■ **TASK OBJECTIVE**
Give the number of lines that contain the string "oraha", and nothing else.

■ **MATERIAL TO PROCESS**
┄┄┄┄┄┄
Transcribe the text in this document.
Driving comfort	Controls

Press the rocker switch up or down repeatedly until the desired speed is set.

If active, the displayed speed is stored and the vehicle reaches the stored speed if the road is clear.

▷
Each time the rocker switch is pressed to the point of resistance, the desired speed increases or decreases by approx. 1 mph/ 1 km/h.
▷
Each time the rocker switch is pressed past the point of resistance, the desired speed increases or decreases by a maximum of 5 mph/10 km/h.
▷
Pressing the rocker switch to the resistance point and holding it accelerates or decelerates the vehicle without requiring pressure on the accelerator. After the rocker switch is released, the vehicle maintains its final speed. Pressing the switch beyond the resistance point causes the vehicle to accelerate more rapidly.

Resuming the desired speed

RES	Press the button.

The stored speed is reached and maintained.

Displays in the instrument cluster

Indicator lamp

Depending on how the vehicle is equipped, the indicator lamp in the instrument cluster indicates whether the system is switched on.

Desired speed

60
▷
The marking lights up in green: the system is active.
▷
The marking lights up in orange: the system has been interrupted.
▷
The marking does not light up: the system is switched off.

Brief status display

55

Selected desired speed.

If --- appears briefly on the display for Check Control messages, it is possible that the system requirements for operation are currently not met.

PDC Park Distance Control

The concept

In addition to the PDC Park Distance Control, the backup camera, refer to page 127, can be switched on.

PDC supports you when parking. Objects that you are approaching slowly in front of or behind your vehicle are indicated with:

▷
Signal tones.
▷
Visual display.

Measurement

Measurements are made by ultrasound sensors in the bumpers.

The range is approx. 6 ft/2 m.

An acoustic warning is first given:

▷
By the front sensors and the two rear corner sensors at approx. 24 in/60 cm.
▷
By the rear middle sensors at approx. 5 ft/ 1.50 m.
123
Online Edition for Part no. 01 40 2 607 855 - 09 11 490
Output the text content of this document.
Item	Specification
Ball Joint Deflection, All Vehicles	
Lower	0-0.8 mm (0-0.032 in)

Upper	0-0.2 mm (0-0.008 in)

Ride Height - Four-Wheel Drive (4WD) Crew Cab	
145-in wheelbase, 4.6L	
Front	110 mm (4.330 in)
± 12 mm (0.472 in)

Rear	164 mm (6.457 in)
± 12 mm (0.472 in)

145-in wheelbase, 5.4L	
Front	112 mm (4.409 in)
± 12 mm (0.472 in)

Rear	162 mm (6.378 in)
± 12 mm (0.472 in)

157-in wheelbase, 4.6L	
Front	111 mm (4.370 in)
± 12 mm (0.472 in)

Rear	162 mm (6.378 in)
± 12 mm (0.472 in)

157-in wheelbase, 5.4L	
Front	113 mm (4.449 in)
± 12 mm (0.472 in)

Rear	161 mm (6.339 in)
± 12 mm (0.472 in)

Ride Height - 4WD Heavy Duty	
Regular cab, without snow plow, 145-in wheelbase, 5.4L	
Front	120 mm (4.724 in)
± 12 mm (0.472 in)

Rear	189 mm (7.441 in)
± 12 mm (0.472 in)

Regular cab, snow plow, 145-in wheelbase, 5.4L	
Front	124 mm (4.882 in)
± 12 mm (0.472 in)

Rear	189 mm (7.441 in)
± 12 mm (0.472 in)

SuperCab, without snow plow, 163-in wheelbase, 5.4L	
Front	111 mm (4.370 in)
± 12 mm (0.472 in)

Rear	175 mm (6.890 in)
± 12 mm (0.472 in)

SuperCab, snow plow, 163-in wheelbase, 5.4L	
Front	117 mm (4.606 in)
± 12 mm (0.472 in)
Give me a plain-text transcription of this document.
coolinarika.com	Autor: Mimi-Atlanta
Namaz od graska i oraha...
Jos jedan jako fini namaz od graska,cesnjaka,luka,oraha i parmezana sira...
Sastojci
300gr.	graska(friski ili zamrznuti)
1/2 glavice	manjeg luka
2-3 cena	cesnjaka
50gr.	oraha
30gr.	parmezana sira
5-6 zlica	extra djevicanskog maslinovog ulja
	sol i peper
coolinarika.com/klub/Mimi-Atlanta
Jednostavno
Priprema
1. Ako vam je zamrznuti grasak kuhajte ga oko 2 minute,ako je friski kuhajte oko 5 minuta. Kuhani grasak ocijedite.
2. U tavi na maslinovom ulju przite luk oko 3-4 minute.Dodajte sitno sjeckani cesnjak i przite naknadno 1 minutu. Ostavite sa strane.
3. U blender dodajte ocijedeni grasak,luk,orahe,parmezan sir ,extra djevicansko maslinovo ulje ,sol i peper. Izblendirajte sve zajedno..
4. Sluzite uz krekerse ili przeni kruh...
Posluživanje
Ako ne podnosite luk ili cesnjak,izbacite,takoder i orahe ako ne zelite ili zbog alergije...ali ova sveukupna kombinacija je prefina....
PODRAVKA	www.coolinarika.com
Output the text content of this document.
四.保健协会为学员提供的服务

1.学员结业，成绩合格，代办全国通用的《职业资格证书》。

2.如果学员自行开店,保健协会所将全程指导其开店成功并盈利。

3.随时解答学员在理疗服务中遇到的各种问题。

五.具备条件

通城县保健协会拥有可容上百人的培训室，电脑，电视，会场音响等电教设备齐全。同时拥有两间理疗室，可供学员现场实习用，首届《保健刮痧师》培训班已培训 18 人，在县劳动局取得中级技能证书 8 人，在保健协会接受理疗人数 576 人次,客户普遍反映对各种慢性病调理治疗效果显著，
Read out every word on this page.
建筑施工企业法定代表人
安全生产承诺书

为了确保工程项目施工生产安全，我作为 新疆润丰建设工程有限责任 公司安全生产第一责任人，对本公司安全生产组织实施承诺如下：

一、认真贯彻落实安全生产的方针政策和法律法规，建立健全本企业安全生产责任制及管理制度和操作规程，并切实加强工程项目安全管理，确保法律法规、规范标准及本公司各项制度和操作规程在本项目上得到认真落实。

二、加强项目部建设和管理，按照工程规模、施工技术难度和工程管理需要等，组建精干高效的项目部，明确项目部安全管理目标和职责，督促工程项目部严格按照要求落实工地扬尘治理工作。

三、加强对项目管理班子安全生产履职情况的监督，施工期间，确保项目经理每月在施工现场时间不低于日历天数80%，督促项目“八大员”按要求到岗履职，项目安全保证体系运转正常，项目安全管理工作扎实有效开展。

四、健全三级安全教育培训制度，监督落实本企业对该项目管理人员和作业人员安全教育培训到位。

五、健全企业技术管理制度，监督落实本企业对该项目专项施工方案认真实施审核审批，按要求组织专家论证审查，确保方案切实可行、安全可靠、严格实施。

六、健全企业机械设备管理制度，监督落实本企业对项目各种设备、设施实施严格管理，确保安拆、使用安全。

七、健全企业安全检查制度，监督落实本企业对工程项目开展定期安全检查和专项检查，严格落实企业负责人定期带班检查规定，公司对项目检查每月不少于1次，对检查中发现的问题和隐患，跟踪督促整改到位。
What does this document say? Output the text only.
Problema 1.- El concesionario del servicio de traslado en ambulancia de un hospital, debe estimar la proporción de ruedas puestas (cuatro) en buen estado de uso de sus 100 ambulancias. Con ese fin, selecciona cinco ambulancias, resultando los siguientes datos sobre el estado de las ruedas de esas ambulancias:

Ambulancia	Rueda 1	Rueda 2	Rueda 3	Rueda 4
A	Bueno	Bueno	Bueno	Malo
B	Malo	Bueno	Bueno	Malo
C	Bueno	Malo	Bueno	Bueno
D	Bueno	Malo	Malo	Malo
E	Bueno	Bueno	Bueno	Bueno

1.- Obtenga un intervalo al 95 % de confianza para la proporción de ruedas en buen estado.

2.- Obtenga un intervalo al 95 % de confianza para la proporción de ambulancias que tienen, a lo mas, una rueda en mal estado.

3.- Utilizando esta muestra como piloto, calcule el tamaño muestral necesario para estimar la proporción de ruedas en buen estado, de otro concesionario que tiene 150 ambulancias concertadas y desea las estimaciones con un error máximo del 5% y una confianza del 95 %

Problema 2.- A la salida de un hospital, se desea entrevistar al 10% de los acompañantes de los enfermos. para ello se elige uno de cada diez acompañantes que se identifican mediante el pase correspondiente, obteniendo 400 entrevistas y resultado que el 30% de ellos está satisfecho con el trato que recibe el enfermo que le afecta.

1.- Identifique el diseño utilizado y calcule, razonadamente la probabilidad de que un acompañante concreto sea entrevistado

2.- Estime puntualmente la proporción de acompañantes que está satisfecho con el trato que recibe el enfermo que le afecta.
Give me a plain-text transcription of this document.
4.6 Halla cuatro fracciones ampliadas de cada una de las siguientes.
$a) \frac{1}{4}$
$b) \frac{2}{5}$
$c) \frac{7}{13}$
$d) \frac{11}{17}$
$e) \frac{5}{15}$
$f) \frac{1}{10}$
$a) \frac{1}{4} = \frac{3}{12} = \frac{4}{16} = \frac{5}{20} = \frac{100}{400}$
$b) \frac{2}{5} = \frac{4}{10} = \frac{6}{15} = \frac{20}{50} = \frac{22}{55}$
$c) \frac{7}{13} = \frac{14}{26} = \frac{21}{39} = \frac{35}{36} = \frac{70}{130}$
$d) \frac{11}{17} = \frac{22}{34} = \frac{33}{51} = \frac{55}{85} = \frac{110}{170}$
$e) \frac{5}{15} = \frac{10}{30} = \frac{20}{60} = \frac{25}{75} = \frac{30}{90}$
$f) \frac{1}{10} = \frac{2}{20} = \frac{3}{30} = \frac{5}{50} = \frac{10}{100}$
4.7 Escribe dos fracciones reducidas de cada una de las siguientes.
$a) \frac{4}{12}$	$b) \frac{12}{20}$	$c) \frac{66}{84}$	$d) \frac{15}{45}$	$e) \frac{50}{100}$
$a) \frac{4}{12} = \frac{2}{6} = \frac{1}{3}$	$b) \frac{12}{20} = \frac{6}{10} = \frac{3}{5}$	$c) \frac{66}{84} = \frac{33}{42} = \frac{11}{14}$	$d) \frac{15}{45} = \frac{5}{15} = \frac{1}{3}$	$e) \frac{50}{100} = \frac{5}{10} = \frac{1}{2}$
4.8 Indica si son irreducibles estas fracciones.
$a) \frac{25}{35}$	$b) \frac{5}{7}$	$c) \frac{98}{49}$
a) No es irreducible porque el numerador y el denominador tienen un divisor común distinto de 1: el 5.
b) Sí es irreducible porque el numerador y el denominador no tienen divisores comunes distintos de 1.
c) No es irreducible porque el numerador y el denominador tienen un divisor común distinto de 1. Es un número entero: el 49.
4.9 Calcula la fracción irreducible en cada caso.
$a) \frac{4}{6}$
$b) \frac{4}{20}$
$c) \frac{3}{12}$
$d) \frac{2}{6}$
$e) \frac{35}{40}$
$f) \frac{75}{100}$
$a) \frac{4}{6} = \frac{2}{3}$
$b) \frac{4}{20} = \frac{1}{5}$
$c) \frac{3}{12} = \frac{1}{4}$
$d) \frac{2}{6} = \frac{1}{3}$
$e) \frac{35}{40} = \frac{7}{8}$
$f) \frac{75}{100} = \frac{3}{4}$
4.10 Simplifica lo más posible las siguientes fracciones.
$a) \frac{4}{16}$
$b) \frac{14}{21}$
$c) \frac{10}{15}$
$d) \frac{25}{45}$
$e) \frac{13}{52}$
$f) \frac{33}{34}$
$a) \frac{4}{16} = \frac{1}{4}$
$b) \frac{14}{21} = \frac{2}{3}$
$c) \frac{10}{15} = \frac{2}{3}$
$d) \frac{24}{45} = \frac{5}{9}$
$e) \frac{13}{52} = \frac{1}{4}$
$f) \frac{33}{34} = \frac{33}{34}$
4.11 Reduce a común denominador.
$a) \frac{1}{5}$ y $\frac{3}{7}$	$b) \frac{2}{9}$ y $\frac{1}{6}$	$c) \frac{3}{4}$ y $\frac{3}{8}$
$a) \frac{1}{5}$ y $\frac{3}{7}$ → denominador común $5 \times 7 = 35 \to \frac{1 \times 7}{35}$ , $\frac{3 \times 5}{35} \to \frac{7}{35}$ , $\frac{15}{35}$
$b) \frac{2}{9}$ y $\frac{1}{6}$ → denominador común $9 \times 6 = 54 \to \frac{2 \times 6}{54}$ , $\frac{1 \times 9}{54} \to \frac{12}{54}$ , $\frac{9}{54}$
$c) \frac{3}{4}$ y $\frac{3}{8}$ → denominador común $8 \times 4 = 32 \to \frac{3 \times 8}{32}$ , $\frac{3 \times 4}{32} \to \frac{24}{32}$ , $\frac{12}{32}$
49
┄┄┄┄┄┄
■ **WORKED ANSWER**
3